(Stored items from a collection)
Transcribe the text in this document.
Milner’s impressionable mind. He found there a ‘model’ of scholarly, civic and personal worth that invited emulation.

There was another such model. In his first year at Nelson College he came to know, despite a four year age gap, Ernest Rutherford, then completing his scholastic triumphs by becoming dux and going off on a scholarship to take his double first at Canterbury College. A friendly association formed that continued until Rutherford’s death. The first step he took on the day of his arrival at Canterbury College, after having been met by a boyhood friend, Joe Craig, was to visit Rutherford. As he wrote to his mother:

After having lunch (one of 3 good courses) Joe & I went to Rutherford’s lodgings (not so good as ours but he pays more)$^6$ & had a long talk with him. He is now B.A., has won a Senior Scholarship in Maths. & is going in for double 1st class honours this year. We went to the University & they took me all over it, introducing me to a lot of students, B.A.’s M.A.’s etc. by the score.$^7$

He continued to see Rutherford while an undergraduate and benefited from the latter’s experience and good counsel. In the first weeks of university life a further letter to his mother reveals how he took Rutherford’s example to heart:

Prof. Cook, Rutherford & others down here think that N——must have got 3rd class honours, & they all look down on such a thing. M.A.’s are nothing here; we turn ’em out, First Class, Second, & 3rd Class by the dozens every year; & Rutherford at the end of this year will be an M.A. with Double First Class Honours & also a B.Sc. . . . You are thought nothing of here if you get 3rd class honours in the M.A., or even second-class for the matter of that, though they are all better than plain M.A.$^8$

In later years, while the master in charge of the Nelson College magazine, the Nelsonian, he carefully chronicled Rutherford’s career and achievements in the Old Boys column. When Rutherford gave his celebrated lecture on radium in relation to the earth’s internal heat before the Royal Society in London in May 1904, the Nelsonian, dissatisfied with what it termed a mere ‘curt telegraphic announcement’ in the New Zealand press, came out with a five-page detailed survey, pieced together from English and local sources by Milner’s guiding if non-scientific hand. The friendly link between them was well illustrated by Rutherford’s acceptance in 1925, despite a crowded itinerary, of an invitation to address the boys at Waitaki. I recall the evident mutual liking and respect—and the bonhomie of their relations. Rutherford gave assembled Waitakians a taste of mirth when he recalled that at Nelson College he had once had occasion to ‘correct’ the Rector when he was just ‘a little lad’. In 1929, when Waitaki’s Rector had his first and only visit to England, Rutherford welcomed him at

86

What is asked
Pull every line containing "going" out of the data above.

Response to this exercise
There was another such model. In his first year at Nelson College he came to know, despite a four year age gap, Ernest Rutherford, then completing his scholastic triumphs by becoming dux and going off on a scholarship to take his double first at Canterbury College. A friendly association formed that continued until Rutherford’s death. The first step he took on the day of his arrival at Canterbury College, after having been met by a boyhood friend, Joe Craig, was to visit Rutherford. As he wrote to his mother:
After having lunch (one of 3 good courses) Joe & I went to Rutherford’s lodgings (not so good as ours but he pays more)$^6$ & had a long talk with him. He is now B.A., has won a Senior Scholarship in Maths. & is going in for double 1st class honours this year. We went to the University & they took me all over it, introducing me to a lot of students, B.A.’s M.A.’s etc. by the score.$^7$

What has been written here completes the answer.